*RECORDS TO USE*:
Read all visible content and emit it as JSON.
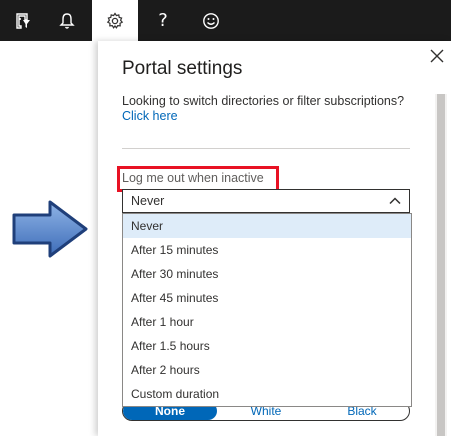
{
  "topbar": {
    "icons": [
      "filter-directory-icon",
      "bell-icon",
      "gear-icon",
      "question-icon",
      "smiley-icon"
    ],
    "help_glyph": "?"
  },
  "panel": {
    "title": "Portal settings",
    "switch_text": "Looking to switch directories or filter subscriptions?",
    "click_here": "Click here",
    "inactive_label": "Log me out when inactive",
    "selected_value": "Never",
    "options": [
      "Never",
      "After 15 minutes",
      "After 30 minutes",
      "After 45 minutes",
      "After 1 hour",
      "After 1.5 hours",
      "After 2 hours",
      "Custom duration"
    ],
    "theme_options": [
      "None",
      "White",
      "Black"
    ],
    "theme_selected": "None"
  },
  "colors": {
    "topbar": "#1b1b1b",
    "accent": "#0067b8",
    "highlight_box": "#e81123",
    "selected_option": "#deecf9",
    "arrow_fill": "#4f7fc6"
  }
}
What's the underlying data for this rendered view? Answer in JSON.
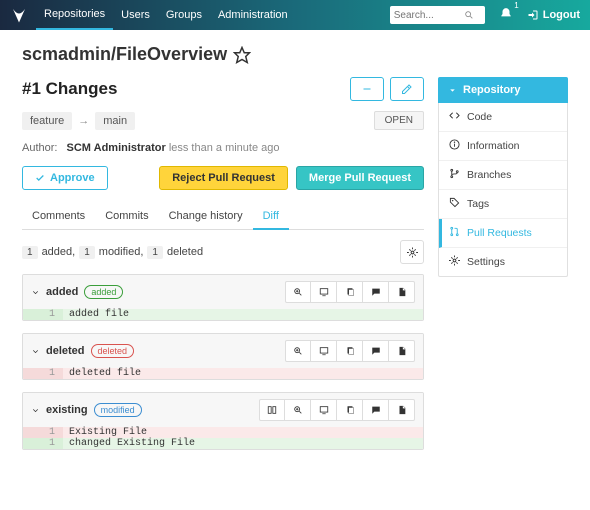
{
  "topbar": {
    "nav": [
      "Repositories",
      "Users",
      "Groups",
      "Administration"
    ],
    "search_placeholder": "Search...",
    "notif_count": "1",
    "logout": "Logout"
  },
  "repo": {
    "title": "scmadmin/FileOverview"
  },
  "pr": {
    "title": "#1 Changes",
    "source_branch": "feature",
    "target_branch": "main",
    "status": "OPEN",
    "author_label": "Author:",
    "author_name": "SCM Administrator",
    "author_time": "less than a minute ago",
    "approve": "Approve",
    "reject": "Reject Pull Request",
    "merge": "Merge Pull Request"
  },
  "tabs": [
    "Comments",
    "Commits",
    "Change history",
    "Diff"
  ],
  "summary": {
    "added_n": "1",
    "added_l": "added,",
    "modified_n": "1",
    "modified_l": "modified,",
    "deleted_n": "1",
    "deleted_l": "deleted"
  },
  "files": [
    {
      "name": "added",
      "tag": "added",
      "lines": [
        {
          "cls": "add",
          "no": "1",
          "txt": "added file"
        }
      ]
    },
    {
      "name": "deleted",
      "tag": "deleted",
      "lines": [
        {
          "cls": "del",
          "no": "1",
          "txt": "deleted file"
        }
      ]
    },
    {
      "name": "existing",
      "tag": "modified",
      "extra_btn": true,
      "lines": [
        {
          "cls": "del",
          "no": "1",
          "txt": "Existing File"
        },
        {
          "cls": "add",
          "no": "1",
          "txt": "changed Existing File"
        }
      ]
    }
  ],
  "sidebar": {
    "header": "Repository",
    "items": [
      {
        "icon": "code",
        "label": "Code"
      },
      {
        "icon": "info",
        "label": "Information"
      },
      {
        "icon": "branch",
        "label": "Branches"
      },
      {
        "icon": "tag",
        "label": "Tags"
      },
      {
        "icon": "pr",
        "label": "Pull Requests",
        "active": true
      },
      {
        "icon": "gear",
        "label": "Settings"
      }
    ]
  }
}
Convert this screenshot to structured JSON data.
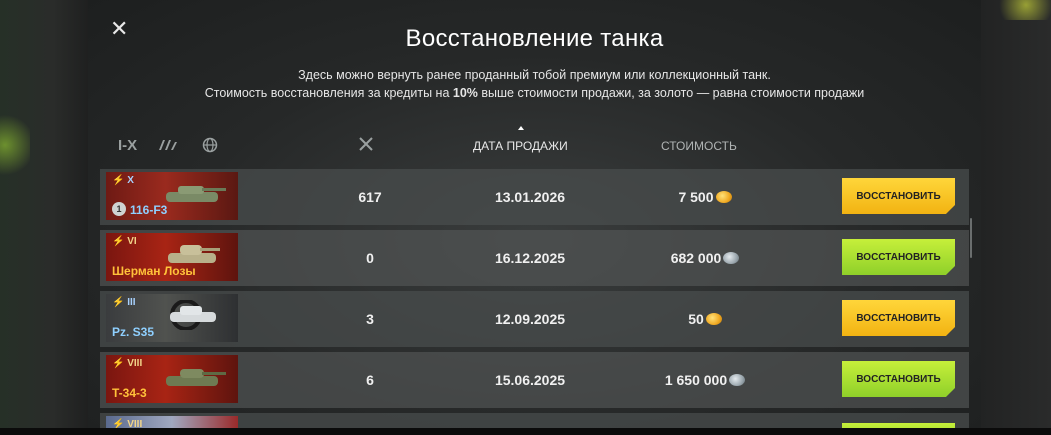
{
  "dialog": {
    "close_icon": "close-icon",
    "title": "Восстановление танка",
    "subtitle_line1": "Здесь можно вернуть ранее проданный тобой премиум или коллекционный танк.",
    "subtitle_line2_pre": "Стоимость восстановления за кредиты на ",
    "subtitle_line2_bold": "10%",
    "subtitle_line2_post": " выше стоимости продажи, за золото — равна стоимости продажи"
  },
  "filters": {
    "tier_label": "I-X",
    "type_icon": "tank-type-filter-icon",
    "nation_icon": "globe-icon"
  },
  "columns": {
    "battles_icon": "crossed-swords-icon",
    "date": "ДАТА ПРОДАЖИ",
    "cost": "СТОИМОСТЬ"
  },
  "colors": {
    "gold_button": "#f2b312",
    "green_button": "#8fd02a",
    "panel_bg": "#262828"
  },
  "rows": [
    {
      "tier": "X",
      "name": "116-F3",
      "battles": "617",
      "date": "13.01.2026",
      "cost": "7 500",
      "currency": "gold",
      "button": "ВОССТАНОВИТЬ"
    },
    {
      "tier": "VI",
      "name": "Шерман Лозы",
      "battles": "0",
      "date": "16.12.2025",
      "cost": "682 000",
      "currency": "silver",
      "button": "ВОССТАНОВИТЬ"
    },
    {
      "tier": "III",
      "name": "Pz. S35",
      "battles": "3",
      "date": "12.09.2025",
      "cost": "50",
      "currency": "gold",
      "button": "ВОССТАНОВИТЬ"
    },
    {
      "tier": "VIII",
      "name": "T-34-3",
      "battles": "6",
      "date": "15.06.2025",
      "cost": "1 650 000",
      "currency": "silver",
      "button": "ВОССТАНОВИТЬ"
    },
    {
      "tier": "VIII",
      "name": "",
      "battles": "",
      "date": "",
      "cost": "",
      "currency": "",
      "button": ""
    }
  ]
}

*TASK INSTRUCTIONS*: Please repeat the entries exactly. Do not include the pictures.

*SOLUTION TO THIS TASK*:
Read all visible content and emit it as JSON.
{
  "topbar": {
    "icons": [
      "filter-directory-icon",
      "bell-icon",
      "gear-icon",
      "question-icon",
      "smiley-icon"
    ],
    "help_glyph": "?"
  },
  "panel": {
    "title": "Portal settings",
    "switch_text": "Looking to switch directories or filter subscriptions?",
    "click_here": "Click here",
    "inactive_label": "Log me out when inactive",
    "selected_value": "Never",
    "options": [
      "Never",
      "After 15 minutes",
      "After 30 minutes",
      "After 45 minutes",
      "After 1 hour",
      "After 1.5 hours",
      "After 2 hours",
      "Custom duration"
    ],
    "theme_options": [
      "None",
      "White",
      "Black"
    ],
    "theme_selected": "None"
  },
  "colors": {
    "topbar": "#1b1b1b",
    "accent": "#0067b8",
    "highlight_box": "#e81123",
    "selected_option": "#deecf9",
    "arrow_fill": "#4f7fc6"
  }
}
What's the underlying data for this rendered view? Answer in JSON.
{
  "topbar": {
    "nav": [
      "Repositories",
      "Users",
      "Groups",
      "Administration"
    ],
    "search_placeholder": "Search...",
    "notif_count": "1",
    "logout": "Logout"
  },
  "repo": {
    "title": "scmadmin/FileOverview"
  },
  "pr": {
    "title": "#1 Changes",
    "source_branch": "feature",
    "target_branch": "main",
    "status": "OPEN",
    "author_label": "Author:",
    "author_name": "SCM Administrator",
    "author_time": "less than a minute ago",
    "approve": "Approve",
    "reject": "Reject Pull Request",
    "merge": "Merge Pull Request"
  },
  "tabs": [
    "Comments",
    "Commits",
    "Change history",
    "Diff"
  ],
  "summary": {
    "added_n": "1",
    "added_l": "added,",
    "modified_n": "1",
    "modified_l": "modified,",
    "deleted_n": "1",
    "deleted_l": "deleted"
  },
  "files": [
    {
      "name": "added",
      "tag": "added",
      "lines": [
        {
          "cls": "add",
          "no": "1",
          "txt": "added file"
        }
      ]
    },
    {
      "name": "deleted",
      "tag": "deleted",
      "lines": [
        {
          "cls": "del",
          "no": "1",
          "txt": "deleted file"
        }
      ]
    },
    {
      "name": "existing",
      "tag": "modified",
      "extra_btn": true,
      "lines": [
        {
          "cls": "del",
          "no": "1",
          "txt": "Existing File"
        },
        {
          "cls": "add",
          "no": "1",
          "txt": "changed Existing File"
        }
      ]
    }
  ],
  "sidebar": {
    "header": "Repository",
    "items": [
      {
        "icon": "code",
        "label": "Code"
      },
      {
        "icon": "info",
        "label": "Information"
      },
      {
        "icon": "branch",
        "label": "Branches"
      },
      {
        "icon": "tag",
        "label": "Tags"
      },
      {
        "icon": "pr",
        "label": "Pull Requests",
        "active": true
      },
      {
        "icon": "gear",
        "label": "Settings"
      }
    ]
  }
}
Convert this screenshot to structured JSON data.
{
  "dialog": {
    "close_icon": "close-icon",
    "title": "Восстановление танка",
    "subtitle_line1": "Здесь можно вернуть ранее проданный тобой премиум или коллекционный танк.",
    "subtitle_line2_pre": "Стоимость восстановления за кредиты на ",
    "subtitle_line2_bold": "10%",
    "subtitle_line2_post": " выше стоимости продажи, за золото — равна стоимости продажи"
  },
  "filters": {
    "tier_label": "I-X",
    "type_icon": "tank-type-filter-icon",
    "nation_icon": "globe-icon"
  },
  "columns": {
    "battles_icon": "crossed-swords-icon",
    "date": "ДАТА ПРОДАЖИ",
    "cost": "СТОИМОСТЬ"
  },
  "colors": {
    "gold_button": "#f2b312",
    "green_button": "#8fd02a",
    "panel_bg": "#262828"
  },
  "rows": [
    {
      "tier": "X",
      "name": "116-F3",
      "battles": "617",
      "date": "13.01.2026",
      "cost": "7 500",
      "currency": "gold",
      "button": "ВОССТАНОВИТЬ"
    },
    {
      "tier": "VI",
      "name": "Шерман Лозы",
      "battles": "0",
      "date": "16.12.2025",
      "cost": "682 000",
      "currency": "silver",
      "button": "ВОССТАНОВИТЬ"
    },
    {
      "tier": "III",
      "name": "Pz. S35",
      "battles": "3",
      "date": "12.09.2025",
      "cost": "50",
      "currency": "gold",
      "button": "ВОССТАНОВИТЬ"
    },
    {
      "tier": "VIII",
      "name": "T-34-3",
      "battles": "6",
      "date": "15.06.2025",
      "cost": "1 650 000",
      "currency": "silver",
      "button": "ВОССТАНОВИТЬ"
    },
    {
      "tier": "VIII",
      "name": "",
      "battles": "",
      "date": "",
      "cost": "",
      "currency": "",
      "button": ""
    }
  ]
}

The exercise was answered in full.